==== Exercise materials ====

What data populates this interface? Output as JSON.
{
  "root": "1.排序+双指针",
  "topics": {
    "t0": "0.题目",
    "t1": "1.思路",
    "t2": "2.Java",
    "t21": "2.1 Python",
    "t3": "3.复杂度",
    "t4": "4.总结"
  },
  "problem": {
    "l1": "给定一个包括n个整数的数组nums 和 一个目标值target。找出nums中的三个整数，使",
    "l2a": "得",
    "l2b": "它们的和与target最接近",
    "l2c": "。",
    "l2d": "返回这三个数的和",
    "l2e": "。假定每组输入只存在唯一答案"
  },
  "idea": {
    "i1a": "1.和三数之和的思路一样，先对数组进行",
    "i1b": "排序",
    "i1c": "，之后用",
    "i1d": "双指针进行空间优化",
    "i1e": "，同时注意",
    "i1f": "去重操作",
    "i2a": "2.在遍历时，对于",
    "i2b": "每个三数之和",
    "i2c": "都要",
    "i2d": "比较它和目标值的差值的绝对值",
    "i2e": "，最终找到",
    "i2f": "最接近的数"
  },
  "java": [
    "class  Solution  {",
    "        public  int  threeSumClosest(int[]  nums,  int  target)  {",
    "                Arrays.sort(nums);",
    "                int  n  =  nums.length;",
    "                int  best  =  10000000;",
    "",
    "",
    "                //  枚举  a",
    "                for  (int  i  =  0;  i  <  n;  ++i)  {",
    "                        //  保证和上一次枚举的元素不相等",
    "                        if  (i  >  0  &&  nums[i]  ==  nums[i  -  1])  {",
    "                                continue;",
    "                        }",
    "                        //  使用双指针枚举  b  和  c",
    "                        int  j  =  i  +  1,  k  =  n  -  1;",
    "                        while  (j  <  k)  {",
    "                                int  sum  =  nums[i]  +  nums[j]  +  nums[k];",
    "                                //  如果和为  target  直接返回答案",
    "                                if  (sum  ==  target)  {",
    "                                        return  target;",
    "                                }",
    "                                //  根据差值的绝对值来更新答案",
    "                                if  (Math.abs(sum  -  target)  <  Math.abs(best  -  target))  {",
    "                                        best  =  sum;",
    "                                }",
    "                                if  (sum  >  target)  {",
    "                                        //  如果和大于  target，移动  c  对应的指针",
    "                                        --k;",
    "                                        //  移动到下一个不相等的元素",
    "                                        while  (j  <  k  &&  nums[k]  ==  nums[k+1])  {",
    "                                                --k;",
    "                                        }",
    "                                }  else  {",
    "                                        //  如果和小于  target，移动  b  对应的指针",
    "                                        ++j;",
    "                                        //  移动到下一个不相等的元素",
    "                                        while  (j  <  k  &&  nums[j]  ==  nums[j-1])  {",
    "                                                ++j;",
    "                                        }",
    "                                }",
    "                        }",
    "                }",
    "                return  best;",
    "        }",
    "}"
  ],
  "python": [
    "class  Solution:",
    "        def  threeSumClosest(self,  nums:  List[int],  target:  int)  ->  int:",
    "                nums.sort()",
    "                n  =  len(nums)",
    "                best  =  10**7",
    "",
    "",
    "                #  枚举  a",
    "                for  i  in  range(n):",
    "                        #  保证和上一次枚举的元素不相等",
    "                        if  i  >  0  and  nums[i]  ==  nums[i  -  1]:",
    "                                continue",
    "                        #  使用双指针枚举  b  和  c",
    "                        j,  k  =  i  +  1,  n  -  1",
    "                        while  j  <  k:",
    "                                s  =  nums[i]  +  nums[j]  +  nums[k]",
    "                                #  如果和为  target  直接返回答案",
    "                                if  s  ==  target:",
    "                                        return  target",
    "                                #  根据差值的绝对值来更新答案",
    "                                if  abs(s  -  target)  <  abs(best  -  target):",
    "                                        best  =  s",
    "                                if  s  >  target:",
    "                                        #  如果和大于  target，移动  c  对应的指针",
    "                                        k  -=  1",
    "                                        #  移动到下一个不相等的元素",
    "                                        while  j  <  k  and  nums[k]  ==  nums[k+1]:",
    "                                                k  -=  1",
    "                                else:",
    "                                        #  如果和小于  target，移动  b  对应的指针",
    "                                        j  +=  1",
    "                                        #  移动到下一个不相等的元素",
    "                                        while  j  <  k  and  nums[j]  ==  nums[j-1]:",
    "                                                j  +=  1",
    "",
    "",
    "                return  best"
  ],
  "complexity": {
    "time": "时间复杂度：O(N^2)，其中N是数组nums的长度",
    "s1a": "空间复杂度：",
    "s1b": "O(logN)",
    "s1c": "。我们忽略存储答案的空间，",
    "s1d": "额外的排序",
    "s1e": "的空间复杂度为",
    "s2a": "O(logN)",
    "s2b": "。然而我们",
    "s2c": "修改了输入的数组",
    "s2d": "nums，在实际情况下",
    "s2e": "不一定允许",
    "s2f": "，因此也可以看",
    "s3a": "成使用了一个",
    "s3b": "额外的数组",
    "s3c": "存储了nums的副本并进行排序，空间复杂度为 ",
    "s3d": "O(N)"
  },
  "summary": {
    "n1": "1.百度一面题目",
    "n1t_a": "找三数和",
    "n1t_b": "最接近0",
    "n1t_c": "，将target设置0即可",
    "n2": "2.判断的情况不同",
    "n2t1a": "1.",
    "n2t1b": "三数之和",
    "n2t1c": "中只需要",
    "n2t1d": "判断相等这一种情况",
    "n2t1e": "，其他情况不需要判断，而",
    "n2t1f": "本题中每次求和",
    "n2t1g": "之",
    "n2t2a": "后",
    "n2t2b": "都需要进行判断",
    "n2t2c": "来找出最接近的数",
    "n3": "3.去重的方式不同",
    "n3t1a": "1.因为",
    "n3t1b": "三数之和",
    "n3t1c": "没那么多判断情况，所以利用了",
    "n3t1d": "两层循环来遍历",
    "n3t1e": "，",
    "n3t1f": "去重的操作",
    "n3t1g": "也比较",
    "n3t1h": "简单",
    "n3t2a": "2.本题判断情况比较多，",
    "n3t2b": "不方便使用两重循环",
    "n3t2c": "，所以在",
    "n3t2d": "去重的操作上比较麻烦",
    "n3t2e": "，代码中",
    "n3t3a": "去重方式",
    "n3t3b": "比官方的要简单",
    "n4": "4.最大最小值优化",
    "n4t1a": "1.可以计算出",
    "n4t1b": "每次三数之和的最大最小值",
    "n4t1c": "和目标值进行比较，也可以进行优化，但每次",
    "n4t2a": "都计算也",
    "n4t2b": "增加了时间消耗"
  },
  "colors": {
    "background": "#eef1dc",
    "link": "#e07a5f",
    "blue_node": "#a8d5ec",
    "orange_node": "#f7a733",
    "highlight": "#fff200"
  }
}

====

§ **Task instructions**
Extract the data in full. Keep it word for word.

§ **Solution to the problem**
What data populates this interface? Output as JSON.
{
  "root": "1.排序+双指针",
  "topics": {
    "t0": "0.题目",
    "t1": "1.思路",
    "t2": "2.Java",
    "t21": "2.1 Python",
    "t3": "3.复杂度",
    "t4": "4.总结"
  },
  "problem": {
    "l1": "给定一个包括n个整数的数组nums 和 一个目标值target。找出nums中的三个整数，使",
    "l2a": "得",
    "l2b": "它们的和与target最接近",
    "l2c": "。",
    "l2d": "返回这三个数的和",
    "l2e": "。假定每组输入只存在唯一答案"
  },
  "idea": {
    "i1a": "1.和三数之和的思路一样，先对数组进行",
    "i1b": "排序",
    "i1c": "，之后用",
    "i1d": "双指针进行空间优化",
    "i1e": "，同时注意",
    "i1f": "去重操作",
    "i2a": "2.在遍历时，对于",
    "i2b": "每个三数之和",
    "i2c": "都要",
    "i2d": "比较它和目标值的差值的绝对值",
    "i2e": "，最终找到",
    "i2f": "最接近的数"
  },
  "java": [
    "class  Solution  {",
    "        public  int  threeSumClosest(int[]  nums,  int  target)  {",
    "                Arrays.sort(nums);",
    "                int  n  =  nums.length;",
    "                int  best  =  10000000;",
    "",
    "",
    "                //  枚举  a",
    "                for  (int  i  =  0;  i  <  n;  ++i)  {",
    "                        //  保证和上一次枚举的元素不相等",
    "                        if  (i  >  0  &&  nums[i]  ==  nums[i  -  1])  {",
    "                                continue;",
    "                        }",
    "                        //  使用双指针枚举  b  和  c",
    "                        int  j  =  i  +  1,  k  =  n  -  1;",
    "                        while  (j  <  k)  {",
    "                                int  sum  =  nums[i]  +  nums[j]  +  nums[k];",
    "                                //  如果和为  target  直接返回答案",
    "                                if  (sum  ==  target)  {",
    "                                        return  target;",
    "                                }",
    "                                //  根据差值的绝对值来更新答案",
    "                                if  (Math.abs(sum  -  target)  <  Math.abs(best  -  target))  {",
    "                                        best  =  sum;",
    "                                }",
    "                                if  (sum  >  target)  {",
    "                                        //  如果和大于  target，移动  c  对应的指针",
    "                                        --k;",
    "                                        //  移动到下一个不相等的元素",
    "                                        while  (j  <  k  &&  nums[k]  ==  nums[k+1])  {",
    "                                                --k;",
    "                                        }",
    "                                }  else  {",
    "                                        //  如果和小于  target，移动  b  对应的指针",
    "                                        ++j;",
    "                                        //  移动到下一个不相等的元素",
    "                                        while  (j  <  k  &&  nums[j]  ==  nums[j-1])  {",
    "                                                ++j;",
    "                                        }",
    "                                }",
    "                        }",
    "                }",
    "                return  best;",
    "        }",
    "}"
  ],
  "python": [
    "class  Solution:",
    "        def  threeSumClosest(self,  nums:  List[int],  target:  int)  ->  int:",
    "                nums.sort()",
    "                n  =  len(nums)",
    "                best  =  10**7",
    "",
    "",
    "                #  枚举  a",
    "                for  i  in  range(n):",
    "                        #  保证和上一次枚举的元素不相等",
    "                        if  i  >  0  and  nums[i]  ==  nums[i  -  1]:",
    "                                continue",
    "                        #  使用双指针枚举  b  和  c",
    "                        j,  k  =  i  +  1,  n  -  1",
    "                        while  j  <  k:",
    "                                s  =  nums[i]  +  nums[j]  +  nums[k]",
    "                                #  如果和为  target  直接返回答案",
    "                                if  s  ==  target:",
    "                                        return  target",
    "                                #  根据差值的绝对值来更新答案",
    "                                if  abs(s  -  target)  <  abs(best  -  target):",
    "                                        best  =  s",
    "                                if  s  >  target:",
    "                                        #  如果和大于  target，移动  c  对应的指针",
    "                                        k  -=  1",
    "                                        #  移动到下一个不相等的元素",
    "                                        while  j  <  k  and  nums[k]  ==  nums[k+1]:",
    "                                                k  -=  1",
    "                                else:",
    "                                        #  如果和小于  target，移动  b  对应的指针",
    "                                        j  +=  1",
    "                                        #  移动到下一个不相等的元素",
    "                                        while  j  <  k  and  nums[j]  ==  nums[j-1]:",
    "                                                j  +=  1",
    "",
    "",
    "                return  best"
  ],
  "complexity": {
    "time": "时间复杂度：O(N^2)，其中N是数组nums的长度",
    "s1a": "空间复杂度：",
    "s1b": "O(logN)",
    "s1c": "。我们忽略存储答案的空间，",
    "s1d": "额外的排序",
    "s1e": "的空间复杂度为",
    "s2a": "O(logN)",
    "s2b": "。然而我们",
    "s2c": "修改了输入的数组",
    "s2d": "nums，在实际情况下",
    "s2e": "不一定允许",
    "s2f": "，因此也可以看",
    "s3a": "成使用了一个",
    "s3b": "额外的数组",
    "s3c": "存储了nums的副本并进行排序，空间复杂度为 ",
    "s3d": "O(N)"
  },
  "summary": {
    "n1": "1.百度一面题目",
    "n1t_a": "找三数和",
    "n1t_b": "最接近0",
    "n1t_c": "，将target设置0即可",
    "n2": "2.判断的情况不同",
    "n2t1a": "1.",
    "n2t1b": "三数之和",
    "n2t1c": "中只需要",
    "n2t1d": "判断相等这一种情况",
    "n2t1e": "，其他情况不需要判断，而",
    "n2t1f": "本题中每次求和",
    "n2t1g": "之",
    "n2t2a": "后",
    "n2t2b": "都需要进行判断",
    "n2t2c": "来找出最接近的数",
    "n3": "3.去重的方式不同",
    "n3t1a": "1.因为",
    "n3t1b": "三数之和",
    "n3t1c": "没那么多判断情况，所以利用了",
    "n3t1d": "两层循环来遍历",
    "n3t1e": "，",
    "n3t1f": "去重的操作",
    "n3t1g": "也比较",
    "n3t1h": "简单",
    "n3t2a": "2.本题判断情况比较多，",
    "n3t2b": "不方便使用两重循环",
    "n3t2c": "，所以在",
    "n3t2d": "去重的操作上比较麻烦",
    "n3t2e": "，代码中",
    "n3t3a": "去重方式",
    "n3t3b": "比官方的要简单",
    "n4": "4.最大最小值优化",
    "n4t1a": "1.可以计算出",
    "n4t1b": "每次三数之和的最大最小值",
    "n4t1c": "和目标值进行比较，也可以进行优化，但每次",
    "n4t2a": "都计算也",
    "n4t2b": "增加了时间消耗"
  },
  "colors": {
    "background": "#eef1dc",
    "link": "#e07a5f",
    "blue_node": "#a8d5ec",
    "orange_node": "#f7a733",
    "highlight": "#fff200"
  }
}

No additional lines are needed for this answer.